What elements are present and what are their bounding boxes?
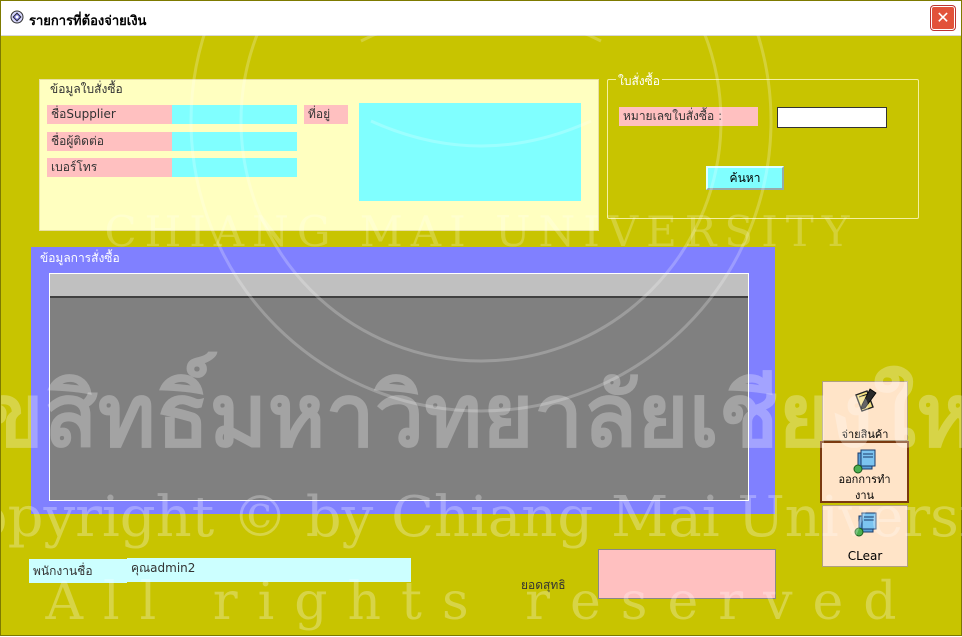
employee-label: พนักงานชื่อ xyxy=(29,559,127,583)
pen-notebook-icon xyxy=(855,388,877,412)
pay-button[interactable]: จ่ายสินค้า xyxy=(822,381,908,441)
clear-server-icon xyxy=(854,512,877,537)
supplier-info-panel: ข้อมูลใบสั่งซื้อ ชื่อSupplier ชื่อผู้ติด… xyxy=(39,79,599,231)
order-details-group-label: ข้อมูลการสั่งซื้อ xyxy=(37,249,123,268)
clear-button-label: CLear xyxy=(847,549,883,563)
total-label: ยอดสุทธิ xyxy=(521,578,566,592)
supplier-name-label: ชื่อSupplier xyxy=(47,105,172,124)
search-button[interactable]: ค้นหา xyxy=(706,166,784,190)
exit-button-label-line2: งาน xyxy=(854,489,875,502)
window-title: รายการที่ต้องจ่ายเงิน xyxy=(29,14,147,29)
contact-name-field[interactable] xyxy=(172,132,297,151)
clear-button[interactable]: CLear xyxy=(822,505,908,567)
supplier-info-group-label: ข้อมูลใบสั่งซื้อ xyxy=(48,80,125,99)
address-label: ที่อยู่ xyxy=(304,105,348,124)
supplier-name-field[interactable] xyxy=(172,105,297,124)
app-icon xyxy=(10,10,24,24)
close-icon[interactable]: ✕ xyxy=(931,6,955,30)
po-number-label: หมายเลขใบสั่งซื้อ : xyxy=(619,107,758,126)
contact-name-label: ชื่อผู้ติดต่อ xyxy=(47,132,172,151)
purchase-order-group-label: ใบสั่งซื้อ xyxy=(616,72,663,91)
phone-label: เบอร์โทร xyxy=(47,158,172,177)
phone-field[interactable] xyxy=(172,158,297,177)
title-bar: รายการที่ต้องจ่ายเงิน ✕ xyxy=(1,1,961,36)
order-details-grid[interactable] xyxy=(49,273,749,501)
purchase-order-group: ใบสั่งซื้อ หมายเลขใบสั่งซื้อ : ค้นหา xyxy=(607,72,919,219)
employee-name-field[interactable]: คุณadmin2 xyxy=(127,558,411,582)
total-value-box xyxy=(598,549,776,599)
grid-header-row xyxy=(50,274,748,298)
address-field[interactable] xyxy=(359,103,581,201)
po-number-input[interactable] xyxy=(777,107,887,128)
order-details-panel: ข้อมูลการสั่งซื้อ xyxy=(31,247,775,514)
exit-button[interactable]: ออกการทำ งาน xyxy=(820,441,909,503)
payment-window: รายการที่ต้องจ่ายเงิน ✕ ข้อมูลใบสั่งซื้อ… xyxy=(0,0,962,636)
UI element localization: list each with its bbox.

* [Task statement]: Render every line of the entries above as a Markdown table with the columns Row and Line, numbering the rows and skipping blank lines. Leave the pictures out.

* [Response to this exercise]:
| Row | Line |
|---|---|
| 1 | What elements are present and what are their bounding boxes? |
| 2 | employee-label: พนักงานชื่อ xyxy=(29,559,127,583) |
| 3 | pen-notebook-icon xyxy=(855,388,877,412) |
| 4 | pay-button[interactable]: จ่ายสินค้า xyxy=(822,381,908,441) |
| 5 | clear-server-icon xyxy=(854,512,877,537) |
| 6 | supplier-info-panel: ข้อมูลใบสั่งซื้อ ชื่อSupplier ชื่อผู้ติด… xyxy=(39,79,599,231) |
| 7 | order-details-group-label: ข้อมูลการสั่งซื้อ xyxy=(37,249,123,268) |
| 8 | clear-button-label: CLear xyxy=(847,549,883,563) |
| 9 | total-label: ยอดสุทธิ xyxy=(521,578,566,592) |
| 10 | supplier-name-label: ชื่อSupplier xyxy=(47,105,172,124) |
| 11 | search-button[interactable]: ค้นหา xyxy=(706,166,784,190) |
| 12 | exit-button-label-line2: งาน xyxy=(854,489,875,502) |
| 13 | window-title: รายการที่ต้องจ่ายเงิน xyxy=(29,14,147,29) |
| 14 | contact-name-field[interactable] xyxy=(172,132,297,151) |
| 15 | clear-button[interactable]: CLear xyxy=(822,505,908,567) |
| 16 | supplier-info-group-label: ข้อมูลใบสั่งซื้อ xyxy=(48,80,125,99) |
| 17 | address-label: ที่อยู่ xyxy=(304,105,348,124) |
| 18 | supplier-name-field[interactable] xyxy=(172,105,297,124) |
| 19 | app-icon xyxy=(10,10,24,24) |
| 20 | close-icon[interactable]: ✕ xyxy=(931,6,955,30) |
| 21 | po-number-label: หมายเลขใบสั่งซื้อ : xyxy=(619,107,758,126) |
| 22 | contact-name-label: ชื่อผู้ติดต่อ xyxy=(47,132,172,151) |
| 23 | purchase-order-group-label: ใบสั่งซื้อ xyxy=(616,72,663,91) |
| 24 | phone-label: เบอร์โทร xyxy=(47,158,172,177) |
| 25 | phone-field[interactable] xyxy=(172,158,297,177) |
| 26 | title-bar: รายการที่ต้องจ่ายเงิน ✕ xyxy=(1,1,961,36) |
| 27 | order-details-grid[interactable] xyxy=(49,273,749,501) |
| 28 | purchase-order-group: ใบสั่งซื้อ หมายเลขใบสั่งซื้อ : ค้นหา xyxy=(607,72,919,219) |
| 29 | employee-name-field[interactable]: คุณadmin2 xyxy=(127,558,411,582) |
| 30 | total-value-box xyxy=(598,549,776,599) |
| 31 | grid-header-row xyxy=(50,274,748,298) |
| 32 | address-field[interactable] xyxy=(359,103,581,201) |
| 33 | po-number-input[interactable] xyxy=(777,107,887,128) |
| 34 | order-details-panel: ข้อมูลการสั่งซื้อ xyxy=(31,247,775,514) |
| 35 | exit-button[interactable]: ออกการทำ งาน xyxy=(820,441,909,503) |
| 36 | payment-window: รายการที่ต้องจ่ายเงิน ✕ ข้อมูลใบสั่งซื้อ… xyxy=(0,0,962,636) |
| 37 | UI element localization: list each with its bbox. |